◆ **Text**:

Keywords: Intrusion detection; security; SRFCM; FCM; Mahalanobis distance

1  Introduction

As network technologies develop, the network environment becomes more complex, and more systems are vulnerable to intrusion attacks. With the rapid development of Internet environments, there is an increasing demand for securing all kinds of internet environments [15]. Data mining algorithms have recently been applied to network intrusion detection [68]. Data mining-based network intrusion detection technologies differ from others due to their data-centric models, regarding intrusion detection as a procedure for analyzing and processing massive security audit records. The clustering technique plays an important role in data analysis and interpretation as it gains insight into the nature of the data pattern by discovering hidden structures in it. Fuzzy c-means clustering algorithm (FCM) is widely used in intrusion detection, and it categorizes similar samples (patterns) into clusters, but it is an approach somewhat unsatisfactory for intrusion detection processing due to its inconsistent outcomes and liability to a local minimum, and subsequently leading to low detection rate [911]. In view of these restrictions and its sensitiveness to the existence of noisy data, a rough fuzzy clustering algorithm (RFCM) is proposed, incorporating fuzzy sets to capture uncertainty associated with the samples [12,13]. RFCM methods, however, need to optimize two sets of parameters to achieve the best clustering objective best at each iterative step. The experiment has been implemented using GAs to tune the weighted coefficient and threshold parameter by minimizing a fitness function based on certain clustering validity indices [14]. In order to disambiguate and capture the essence of a distribution, the concept of shadowed sets has been introduced in the literature, such as work by Pedrycz [15,16].To ensure a more logical selection of threshold parameters, a shadowed rough-fuzzy c-means clustering (SRFCM) was proposed to automatically select a threshold parameter [17], where all clustered patterns are placed into three categories: complete belongingness (core level), complete exclusion (exclusion level), and unknown (boundary level), assuming a particular perspective built by an optimization process. A series of rough fuzzy clustering algorithms based on shadowed sets have been proposed by some scholars [1820].

◆ **Information given**:
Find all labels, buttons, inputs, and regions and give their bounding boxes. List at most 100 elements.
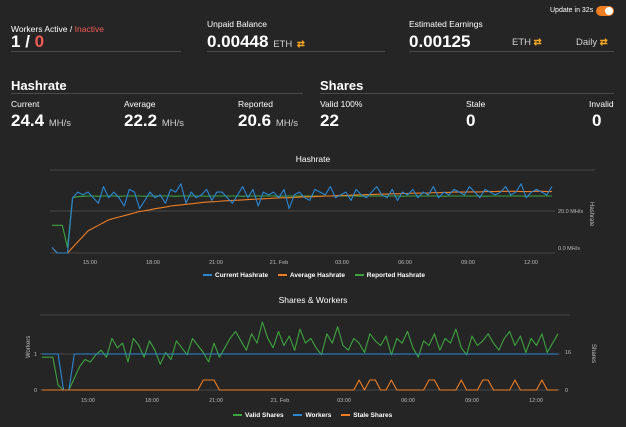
==
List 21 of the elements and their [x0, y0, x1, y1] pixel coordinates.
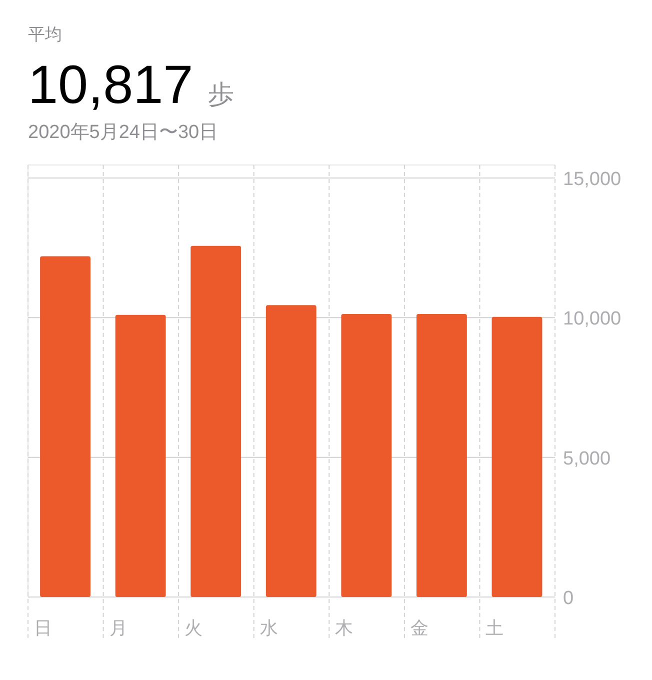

◆ **Stated goal**: Reproduce the passage on clustering methods for network intrusion detection in full, word for word, from its keyword line through its final sentence.

◆ **Output of the task**:
Keywords: Intrusion detection; security; SRFCM; FCM; Mahalanobis distance

1  Introduction

As network technologies develop, the network environment becomes more complex, and more systems are vulnerable to intrusion attacks. With the rapid development of Internet environments, there is an increasing demand for securing all kinds of internet environments [15]. Data mining algorithms have recently been applied to network intrusion detection [68]. Data mining-based network intrusion detection technologies differ from others due to their data-centric models, regarding intrusion detection as a procedure for analyzing and processing massive security audit records. The clustering technique plays an important role in data analysis and interpretation as it gains insight into the nature of the data pattern by discovering hidden structures in it. Fuzzy c-means clustering algorithm (FCM) is widely used in intrusion detection, and it categorizes similar samples (patterns) into clusters, but it is an approach somewhat unsatisfactory for intrusion detection processing due to its inconsistent outcomes and liability to a local minimum, and subsequently leading to low detection rate [911]. In view of these restrictions and its sensitiveness to the existence of noisy data, a rough fuzzy clustering algorithm (RFCM) is proposed, incorporating fuzzy sets to capture uncertainty associated with the samples [12,13]. RFCM methods, however, need to optimize two sets of parameters to achieve the best clustering objective best at each iterative step. The experiment has been implemented using GAs to tune the weighted coefficient and threshold parameter by minimizing a fitness function based on certain clustering validity indices [14]. In order to disambiguate and capture the essence of a distribution, the concept of shadowed sets has been introduced in the literature, such as work by Pedrycz [15,16].To ensure a more logical selection of threshold parameters, a shadowed rough-fuzzy c-means clustering (SRFCM) was proposed to automatically select a threshold parameter [17], where all clustered patterns are placed into three categories: complete belongingness (core level), complete exclusion (exclusion level), and unknown (boundary level), assuming a particular perspective built by an optimization process. A series of rough fuzzy clustering algorithms based on shadowed sets have been proposed by some scholars [1820].